Work required -> Copy out all the records, word for word.

Records to use ->
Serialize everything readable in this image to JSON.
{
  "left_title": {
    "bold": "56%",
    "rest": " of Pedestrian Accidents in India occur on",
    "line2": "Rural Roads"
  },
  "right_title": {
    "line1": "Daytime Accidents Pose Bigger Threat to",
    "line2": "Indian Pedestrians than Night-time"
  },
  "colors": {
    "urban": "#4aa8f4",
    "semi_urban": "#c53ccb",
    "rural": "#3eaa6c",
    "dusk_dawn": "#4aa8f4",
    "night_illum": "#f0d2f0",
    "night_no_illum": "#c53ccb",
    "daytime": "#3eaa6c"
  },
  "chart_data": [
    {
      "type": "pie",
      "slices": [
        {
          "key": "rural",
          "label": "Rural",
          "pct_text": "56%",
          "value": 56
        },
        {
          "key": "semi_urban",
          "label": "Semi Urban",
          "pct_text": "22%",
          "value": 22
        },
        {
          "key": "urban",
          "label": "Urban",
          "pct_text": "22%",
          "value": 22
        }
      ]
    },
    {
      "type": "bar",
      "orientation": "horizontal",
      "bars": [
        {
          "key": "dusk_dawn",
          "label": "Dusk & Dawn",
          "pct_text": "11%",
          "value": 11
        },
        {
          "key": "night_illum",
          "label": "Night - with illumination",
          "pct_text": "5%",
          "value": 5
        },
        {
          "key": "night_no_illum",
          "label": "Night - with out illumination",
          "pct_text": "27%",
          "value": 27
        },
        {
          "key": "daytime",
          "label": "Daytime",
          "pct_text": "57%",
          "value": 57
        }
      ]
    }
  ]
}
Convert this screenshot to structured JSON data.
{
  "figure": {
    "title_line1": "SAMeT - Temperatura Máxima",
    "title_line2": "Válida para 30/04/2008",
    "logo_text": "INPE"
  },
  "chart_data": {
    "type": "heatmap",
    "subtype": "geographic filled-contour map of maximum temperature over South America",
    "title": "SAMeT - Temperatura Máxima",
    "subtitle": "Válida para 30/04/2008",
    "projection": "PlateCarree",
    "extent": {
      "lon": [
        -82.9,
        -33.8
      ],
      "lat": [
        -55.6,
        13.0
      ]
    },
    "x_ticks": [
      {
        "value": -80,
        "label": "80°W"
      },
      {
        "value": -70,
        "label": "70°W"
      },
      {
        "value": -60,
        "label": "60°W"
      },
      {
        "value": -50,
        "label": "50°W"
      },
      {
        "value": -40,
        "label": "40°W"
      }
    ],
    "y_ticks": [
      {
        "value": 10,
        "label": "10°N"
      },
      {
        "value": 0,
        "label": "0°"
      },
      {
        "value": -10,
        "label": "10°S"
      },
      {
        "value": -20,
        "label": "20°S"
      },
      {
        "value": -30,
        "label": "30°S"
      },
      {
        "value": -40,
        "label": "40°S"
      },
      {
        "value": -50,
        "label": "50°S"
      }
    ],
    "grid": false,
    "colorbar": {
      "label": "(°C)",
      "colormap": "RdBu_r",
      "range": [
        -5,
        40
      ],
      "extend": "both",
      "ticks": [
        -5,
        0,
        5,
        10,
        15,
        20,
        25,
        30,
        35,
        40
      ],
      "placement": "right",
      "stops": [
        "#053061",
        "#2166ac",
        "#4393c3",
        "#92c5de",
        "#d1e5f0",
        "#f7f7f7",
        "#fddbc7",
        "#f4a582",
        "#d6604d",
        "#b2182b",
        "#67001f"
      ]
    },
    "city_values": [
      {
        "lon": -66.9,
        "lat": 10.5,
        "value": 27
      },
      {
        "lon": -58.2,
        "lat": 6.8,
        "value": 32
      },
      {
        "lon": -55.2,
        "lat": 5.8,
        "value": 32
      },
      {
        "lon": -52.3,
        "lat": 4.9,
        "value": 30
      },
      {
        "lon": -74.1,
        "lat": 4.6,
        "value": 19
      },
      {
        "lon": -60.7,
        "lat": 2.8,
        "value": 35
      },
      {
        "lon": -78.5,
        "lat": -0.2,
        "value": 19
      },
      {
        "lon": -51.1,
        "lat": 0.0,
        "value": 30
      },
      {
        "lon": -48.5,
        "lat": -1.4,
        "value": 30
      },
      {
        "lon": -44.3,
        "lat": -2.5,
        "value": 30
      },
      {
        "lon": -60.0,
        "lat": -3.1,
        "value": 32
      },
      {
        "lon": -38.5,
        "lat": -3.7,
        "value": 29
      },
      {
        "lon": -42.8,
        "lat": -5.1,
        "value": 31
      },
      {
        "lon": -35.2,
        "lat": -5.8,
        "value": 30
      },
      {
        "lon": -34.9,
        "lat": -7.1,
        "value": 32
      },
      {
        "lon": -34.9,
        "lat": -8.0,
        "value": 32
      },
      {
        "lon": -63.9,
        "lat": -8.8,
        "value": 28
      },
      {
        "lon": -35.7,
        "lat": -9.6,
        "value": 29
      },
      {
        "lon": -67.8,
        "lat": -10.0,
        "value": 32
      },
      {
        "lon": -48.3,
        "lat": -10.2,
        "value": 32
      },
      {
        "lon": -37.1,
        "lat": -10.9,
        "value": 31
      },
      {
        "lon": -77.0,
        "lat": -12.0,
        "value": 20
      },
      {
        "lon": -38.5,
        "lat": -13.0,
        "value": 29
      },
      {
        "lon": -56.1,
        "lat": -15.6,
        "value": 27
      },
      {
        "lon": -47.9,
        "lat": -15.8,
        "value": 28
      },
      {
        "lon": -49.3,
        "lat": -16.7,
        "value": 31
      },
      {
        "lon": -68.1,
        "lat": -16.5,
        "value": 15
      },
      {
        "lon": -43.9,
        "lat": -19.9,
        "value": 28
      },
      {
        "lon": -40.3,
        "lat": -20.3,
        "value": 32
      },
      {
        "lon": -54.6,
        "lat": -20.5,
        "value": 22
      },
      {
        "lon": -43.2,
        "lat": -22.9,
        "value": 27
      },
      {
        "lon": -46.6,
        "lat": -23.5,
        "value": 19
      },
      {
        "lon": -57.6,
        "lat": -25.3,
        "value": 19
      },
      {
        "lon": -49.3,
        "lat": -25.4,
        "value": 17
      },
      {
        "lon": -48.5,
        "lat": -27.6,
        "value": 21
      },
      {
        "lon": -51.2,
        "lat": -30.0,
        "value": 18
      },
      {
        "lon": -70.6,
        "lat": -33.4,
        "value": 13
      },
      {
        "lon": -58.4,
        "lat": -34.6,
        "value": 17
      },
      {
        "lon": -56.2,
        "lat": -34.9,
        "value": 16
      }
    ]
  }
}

The reply ->
Serialize everything readable in this image to JSON.
{
  "left_title": {
    "bold": "56%",
    "rest": " of Pedestrian Accidents in India occur on",
    "line2": "Rural Roads"
  },
  "right_title": {
    "line1": "Daytime Accidents Pose Bigger Threat to",
    "line2": "Indian Pedestrians than Night-time"
  },
  "colors": {
    "urban": "#4aa8f4",
    "semi_urban": "#c53ccb",
    "rural": "#3eaa6c",
    "dusk_dawn": "#4aa8f4",
    "night_illum": "#f0d2f0",
    "night_no_illum": "#c53ccb",
    "daytime": "#3eaa6c"
  },
  "chart_data": [
    {
      "type": "pie",
      "slices": [
        {
          "key": "rural",
          "label": "Rural",
          "pct_text": "56%",
          "value": 56
        },
        {
          "key": "semi_urban",
          "label": "Semi Urban",
          "pct_text": "22%",
          "value": 22
        },
        {
          "key": "urban",
          "label": "Urban",
          "pct_text": "22%",
          "value": 22
        }
      ]
    },
    {
      "type": "bar",
      "orientation": "horizontal",
      "bars": [
        {
          "key": "dusk_dawn",
          "label": "Dusk & Dawn",
          "pct_text": "11%",
          "value": 11
        },
        {
          "key": "night_illum",
          "label": "Night - with illumination",
          "pct_text": "5%",
          "value": 5
        },
        {
          "key": "night_no_illum",
          "label": "Night - with out illumination",
          "pct_text": "27%",
          "value": 27
        },
        {
          "key": "daytime",
          "label": "Daytime",
          "pct_text": "57%",
          "value": 57
        }
      ]
    }
  ]
}
Convert this screenshot to structured JSON data.
{
  "figure": {
    "title_line1": "SAMeT - Temperatura Máxima",
    "title_line2": "Válida para 30/04/2008",
    "logo_text": "INPE"
  },
  "chart_data": {
    "type": "heatmap",
    "subtype": "geographic filled-contour map of maximum temperature over South America",
    "title": "SAMeT - Temperatura Máxima",
    "subtitle": "Válida para 30/04/2008",
    "projection": "PlateCarree",
    "extent": {
      "lon": [
        -82.9,
        -33.8
      ],
      "lat": [
        -55.6,
        13.0
      ]
    },
    "x_ticks": [
      {
        "value": -80,
        "label": "80°W"
      },
      {
        "value": -70,
        "label": "70°W"
      },
      {
        "value": -60,
        "label": "60°W"
      },
      {
        "value": -50,
        "label": "50°W"
      },
      {
        "value": -40,
        "label": "40°W"
      }
    ],
    "y_ticks": [
      {
        "value": 10,
        "label": "10°N"
      },
      {
        "value": 0,
        "label": "0°"
      },
      {
        "value": -10,
        "label": "10°S"
      },
      {
        "value": -20,
        "label": "20°S"
      },
      {
        "value": -30,
        "label": "30°S"
      },
      {
        "value": -40,
        "label": "40°S"
      },
      {
        "value": -50,
        "label": "50°S"
      }
    ],
    "grid": false,
    "colorbar": {
      "label": "(°C)",
      "colormap": "RdBu_r",
      "range": [
        -5,
        40
      ],
      "extend": "both",
      "ticks": [
        -5,
        0,
        5,
        10,
        15,
        20,
        25,
        30,
        35,
        40
      ],
      "placement": "right",
      "stops": [
        "#053061",
        "#2166ac",
        "#4393c3",
        "#92c5de",
        "#d1e5f0",
        "#f7f7f7",
        "#fddbc7",
        "#f4a582",
        "#d6604d",
        "#b2182b",
        "#67001f"
      ]
    },
    "city_values": [
      {
        "lon": -66.9,
        "lat": 10.5,
        "value": 27
      },
      {
        "lon": -58.2,
        "lat": 6.8,
        "value": 32
      },
      {
        "lon": -55.2,
        "lat": 5.8,
        "value": 32
      },
      {
        "lon": -52.3,
        "lat": 4.9,
        "value": 30
      },
      {
        "lon": -74.1,
        "lat": 4.6,
        "value": 19
      },
      {
        "lon": -60.7,
        "lat": 2.8,
        "value": 35
      },
      {
        "lon": -78.5,
        "lat": -0.2,
        "value": 19
      },
      {
        "lon": -51.1,
        "lat": 0.0,
        "value": 30
      },
      {
        "lon": -48.5,
        "lat": -1.4,
        "value": 30
      },
      {
        "lon": -44.3,
        "lat": -2.5,
        "value": 30
      },
      {
        "lon": -60.0,
        "lat": -3.1,
        "value": 32
      },
      {
        "lon": -38.5,
        "lat": -3.7,
        "value": 29
      },
      {
        "lon": -42.8,
        "lat": -5.1,
        "value": 31
      },
      {
        "lon": -35.2,
        "lat": -5.8,
        "value": 30
      },
      {
        "lon": -34.9,
        "lat": -7.1,
        "value": 32
      },
      {
        "lon": -34.9,
        "lat": -8.0,
        "value": 32
      },
      {
        "lon": -63.9,
        "lat": -8.8,
        "value": 28
      },
      {
        "lon": -35.7,
        "lat": -9.6,
        "value": 29
      },
      {
        "lon": -67.8,
        "lat": -10.0,
        "value": 32
      },
      {
        "lon": -48.3,
        "lat": -10.2,
        "value": 32
      },
      {
        "lon": -37.1,
        "lat": -10.9,
        "value": 31
      },
      {
        "lon": -77.0,
        "lat": -12.0,
        "value": 20
      },
      {
        "lon": -38.5,
        "lat": -13.0,
        "value": 29
      },
      {
        "lon": -56.1,
        "lat": -15.6,
        "value": 27
      },
      {
        "lon": -47.9,
        "lat": -15.8,
        "value": 28
      },
      {
        "lon": -49.3,
        "lat": -16.7,
        "value": 31
      },
      {
        "lon": -68.1,
        "lat": -16.5,
        "value": 15
      },
      {
        "lon": -43.9,
        "lat": -19.9,
        "value": 28
      },
      {
        "lon": -40.3,
        "lat": -20.3,
        "value": 32
      },
      {
        "lon": -54.6,
        "lat": -20.5,
        "value": 22
      },
      {
        "lon": -43.2,
        "lat": -22.9,
        "value": 27
      },
      {
        "lon": -46.6,
        "lat": -23.5,
        "value": 19
      },
      {
        "lon": -57.6,
        "lat": -25.3,
        "value": 19
      },
      {
        "lon": -49.3,
        "lat": -25.4,
        "value": 17
      },
      {
        "lon": -48.5,
        "lat": -27.6,
        "value": 21
      },
      {
        "lon": -51.2,
        "lat": -30.0,
        "value": 18
      },
      {
        "lon": -70.6,
        "lat": -33.4,
        "value": 13
      },
      {
        "lon": -58.4,
        "lat": -34.6,
        "value": 17
      },
      {
        "lon": -56.2,
        "lat": -34.9,
        "value": 16
      }
    ]
  }
}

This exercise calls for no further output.